= Objective =
Here are some records; copy every line that holds the word "color".

== Records for this task

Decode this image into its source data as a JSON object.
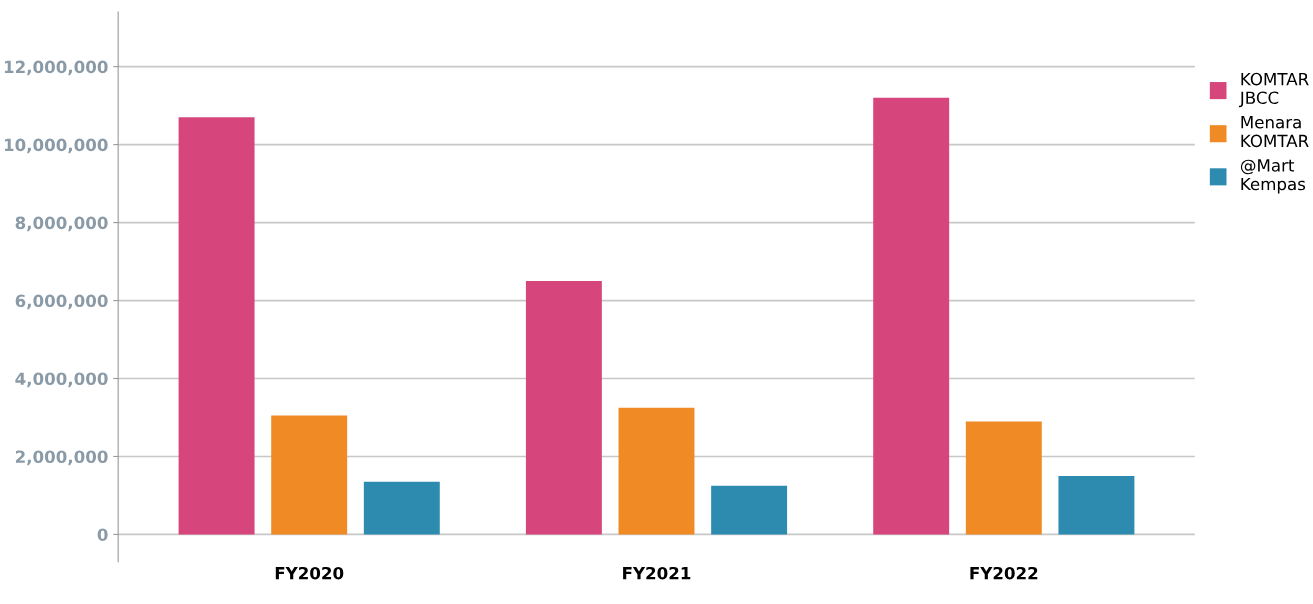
{
  "chart_data": {
    "type": "bar",
    "categories": [
      "FY2020",
      "FY2021",
      "FY2022"
    ],
    "series": [
      {
        "name": "KOMTAR\nJBCC",
        "color": "#d6457b",
        "values": [
          10700000,
          6500000,
          11200000
        ]
      },
      {
        "name": "Menara\nKOMTAR",
        "color": "#f08a24",
        "values": [
          3050000,
          3250000,
          2900000
        ]
      },
      {
        "name": "@Mart\nKempas",
        "color": "#2e8bb0",
        "values": [
          1350000,
          1250000,
          1500000
        ]
      }
    ],
    "ylim": [
      -700000,
      13400000
    ],
    "yticks": [
      {
        "value": 0,
        "label": "0"
      },
      {
        "value": 2000000,
        "label": "2,000,000"
      },
      {
        "value": 4000000,
        "label": "4,000,000"
      },
      {
        "value": 6000000,
        "label": "6,000,000"
      },
      {
        "value": 8000000,
        "label": "8,000,000"
      },
      {
        "value": 10000000,
        "label": "10,000,000"
      },
      {
        "value": 12000000,
        "label": "12,000,000"
      }
    ],
    "grid": "y",
    "legend": "right"
  }
}
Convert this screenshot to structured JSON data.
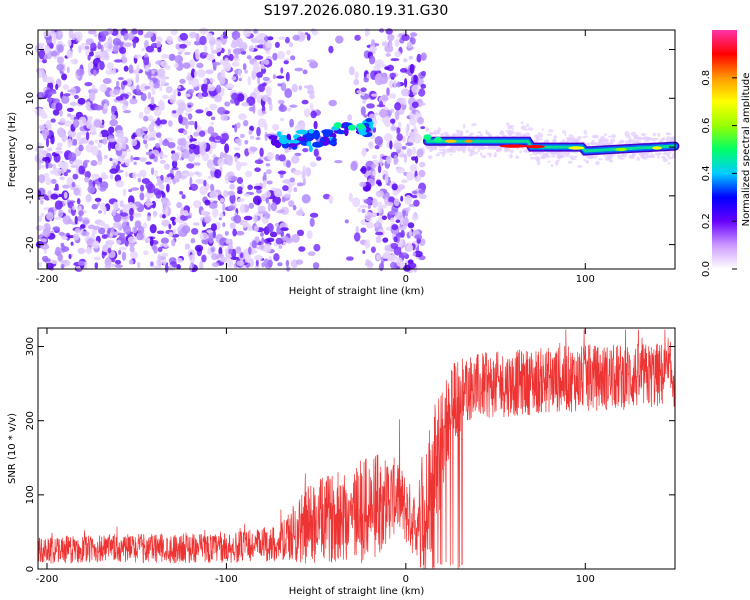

====

= Result of the task =
        "color": "#d6457b",
        "color": "#f08a24",
        "color": "#2e8bb0",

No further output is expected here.